**What the exercise asks**
Pick out every line that holds the string "knew" and copy it.

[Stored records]
========================================================================

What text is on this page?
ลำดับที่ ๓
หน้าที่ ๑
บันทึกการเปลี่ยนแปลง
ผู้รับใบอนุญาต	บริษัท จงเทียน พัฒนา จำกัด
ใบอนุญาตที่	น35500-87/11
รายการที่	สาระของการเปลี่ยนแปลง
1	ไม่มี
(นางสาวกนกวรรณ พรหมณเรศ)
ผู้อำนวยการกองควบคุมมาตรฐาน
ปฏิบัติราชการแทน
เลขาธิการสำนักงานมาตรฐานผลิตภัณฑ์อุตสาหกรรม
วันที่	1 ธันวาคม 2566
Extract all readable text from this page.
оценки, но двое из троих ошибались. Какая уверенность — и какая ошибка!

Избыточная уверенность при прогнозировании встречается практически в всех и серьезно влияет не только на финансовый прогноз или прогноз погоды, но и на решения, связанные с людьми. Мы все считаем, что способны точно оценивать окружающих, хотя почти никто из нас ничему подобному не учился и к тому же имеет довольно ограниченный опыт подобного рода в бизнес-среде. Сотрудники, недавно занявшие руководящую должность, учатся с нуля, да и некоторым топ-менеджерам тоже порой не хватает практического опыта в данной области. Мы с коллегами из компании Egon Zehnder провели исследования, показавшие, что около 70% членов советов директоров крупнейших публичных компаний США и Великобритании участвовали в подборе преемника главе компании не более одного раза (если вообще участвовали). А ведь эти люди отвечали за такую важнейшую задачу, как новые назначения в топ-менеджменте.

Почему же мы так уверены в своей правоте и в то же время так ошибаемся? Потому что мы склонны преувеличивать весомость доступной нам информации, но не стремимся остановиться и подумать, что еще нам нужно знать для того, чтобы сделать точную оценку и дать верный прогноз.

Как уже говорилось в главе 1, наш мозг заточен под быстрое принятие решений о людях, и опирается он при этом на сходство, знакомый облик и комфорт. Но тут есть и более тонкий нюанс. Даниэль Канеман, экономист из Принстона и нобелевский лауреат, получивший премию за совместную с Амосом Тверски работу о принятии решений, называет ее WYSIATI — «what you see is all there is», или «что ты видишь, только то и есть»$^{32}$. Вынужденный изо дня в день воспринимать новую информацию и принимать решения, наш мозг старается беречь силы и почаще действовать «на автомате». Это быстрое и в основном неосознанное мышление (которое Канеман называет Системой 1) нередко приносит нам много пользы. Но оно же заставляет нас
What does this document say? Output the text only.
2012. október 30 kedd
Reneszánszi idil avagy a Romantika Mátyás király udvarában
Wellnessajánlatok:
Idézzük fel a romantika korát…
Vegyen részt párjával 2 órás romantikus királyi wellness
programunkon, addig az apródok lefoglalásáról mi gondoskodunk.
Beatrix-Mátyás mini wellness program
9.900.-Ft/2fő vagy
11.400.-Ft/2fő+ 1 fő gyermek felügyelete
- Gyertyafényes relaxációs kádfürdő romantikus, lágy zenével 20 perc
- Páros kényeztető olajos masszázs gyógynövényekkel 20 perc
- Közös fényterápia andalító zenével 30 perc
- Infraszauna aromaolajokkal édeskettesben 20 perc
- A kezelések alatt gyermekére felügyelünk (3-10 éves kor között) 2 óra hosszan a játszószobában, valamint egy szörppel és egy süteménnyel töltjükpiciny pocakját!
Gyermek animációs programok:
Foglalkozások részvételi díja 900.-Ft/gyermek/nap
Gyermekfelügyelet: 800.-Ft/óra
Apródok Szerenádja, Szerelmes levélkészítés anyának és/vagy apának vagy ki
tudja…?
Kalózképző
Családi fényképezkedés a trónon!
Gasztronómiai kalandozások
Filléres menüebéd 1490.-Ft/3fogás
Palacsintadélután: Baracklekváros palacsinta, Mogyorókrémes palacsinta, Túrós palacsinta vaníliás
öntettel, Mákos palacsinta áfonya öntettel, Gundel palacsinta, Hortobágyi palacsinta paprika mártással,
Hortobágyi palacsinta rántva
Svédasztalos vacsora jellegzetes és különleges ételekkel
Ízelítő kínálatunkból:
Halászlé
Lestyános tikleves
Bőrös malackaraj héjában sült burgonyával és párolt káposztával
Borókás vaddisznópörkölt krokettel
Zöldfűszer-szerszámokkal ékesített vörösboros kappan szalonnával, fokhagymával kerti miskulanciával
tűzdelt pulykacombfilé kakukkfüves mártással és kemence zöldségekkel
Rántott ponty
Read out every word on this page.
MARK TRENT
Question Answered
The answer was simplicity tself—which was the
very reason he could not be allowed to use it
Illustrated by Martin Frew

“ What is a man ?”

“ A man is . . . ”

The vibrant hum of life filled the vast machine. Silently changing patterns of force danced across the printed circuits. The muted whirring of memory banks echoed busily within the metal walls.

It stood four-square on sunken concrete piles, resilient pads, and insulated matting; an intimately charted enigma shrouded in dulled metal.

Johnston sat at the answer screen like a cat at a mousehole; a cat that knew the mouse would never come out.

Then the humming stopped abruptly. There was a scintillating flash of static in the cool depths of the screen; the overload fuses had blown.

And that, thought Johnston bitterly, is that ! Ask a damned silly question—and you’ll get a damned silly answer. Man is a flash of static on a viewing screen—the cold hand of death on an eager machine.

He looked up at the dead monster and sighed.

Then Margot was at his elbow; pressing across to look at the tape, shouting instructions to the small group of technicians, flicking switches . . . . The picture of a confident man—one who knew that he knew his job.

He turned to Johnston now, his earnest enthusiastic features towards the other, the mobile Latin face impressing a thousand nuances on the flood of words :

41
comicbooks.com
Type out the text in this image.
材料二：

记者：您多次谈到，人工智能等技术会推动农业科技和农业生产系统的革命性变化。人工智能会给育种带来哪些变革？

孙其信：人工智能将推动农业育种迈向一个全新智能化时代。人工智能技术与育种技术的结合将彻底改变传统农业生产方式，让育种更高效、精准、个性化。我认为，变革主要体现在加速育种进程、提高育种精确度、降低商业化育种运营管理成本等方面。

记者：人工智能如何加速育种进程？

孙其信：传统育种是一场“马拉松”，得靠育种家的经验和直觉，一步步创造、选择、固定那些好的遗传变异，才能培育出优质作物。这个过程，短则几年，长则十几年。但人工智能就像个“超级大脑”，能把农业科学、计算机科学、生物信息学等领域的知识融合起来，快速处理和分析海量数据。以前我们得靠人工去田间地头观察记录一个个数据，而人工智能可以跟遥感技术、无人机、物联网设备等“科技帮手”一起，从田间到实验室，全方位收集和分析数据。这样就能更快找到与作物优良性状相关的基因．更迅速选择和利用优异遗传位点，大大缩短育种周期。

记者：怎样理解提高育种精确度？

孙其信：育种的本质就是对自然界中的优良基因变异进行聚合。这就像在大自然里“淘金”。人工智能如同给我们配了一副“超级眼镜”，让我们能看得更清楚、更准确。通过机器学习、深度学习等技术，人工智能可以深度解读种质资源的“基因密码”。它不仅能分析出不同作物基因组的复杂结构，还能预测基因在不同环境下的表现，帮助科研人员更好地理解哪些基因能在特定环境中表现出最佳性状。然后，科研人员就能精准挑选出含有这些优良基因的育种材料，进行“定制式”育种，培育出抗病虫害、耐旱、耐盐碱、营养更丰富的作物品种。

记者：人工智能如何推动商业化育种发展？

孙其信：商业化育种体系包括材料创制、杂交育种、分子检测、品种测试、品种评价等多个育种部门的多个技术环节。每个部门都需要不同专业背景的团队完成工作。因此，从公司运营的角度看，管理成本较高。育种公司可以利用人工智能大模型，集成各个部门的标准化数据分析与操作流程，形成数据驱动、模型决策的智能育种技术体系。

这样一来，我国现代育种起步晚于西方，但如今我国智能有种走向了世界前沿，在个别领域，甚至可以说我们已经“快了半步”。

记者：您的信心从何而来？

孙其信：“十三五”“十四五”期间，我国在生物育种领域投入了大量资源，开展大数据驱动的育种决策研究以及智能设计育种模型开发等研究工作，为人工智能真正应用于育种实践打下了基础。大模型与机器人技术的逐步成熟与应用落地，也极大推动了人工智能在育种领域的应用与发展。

========================================================================

**Task answer**
Johnston sat at the answer screen like a cat at a mousehole; a cat that knew the mouse would never come out.
Then Margot was at his elbow; pressing across to look at the tape, shouting instructions to the small group of technicians, flicking switches . . . . The picture of a confident man—one who knew that he knew his job.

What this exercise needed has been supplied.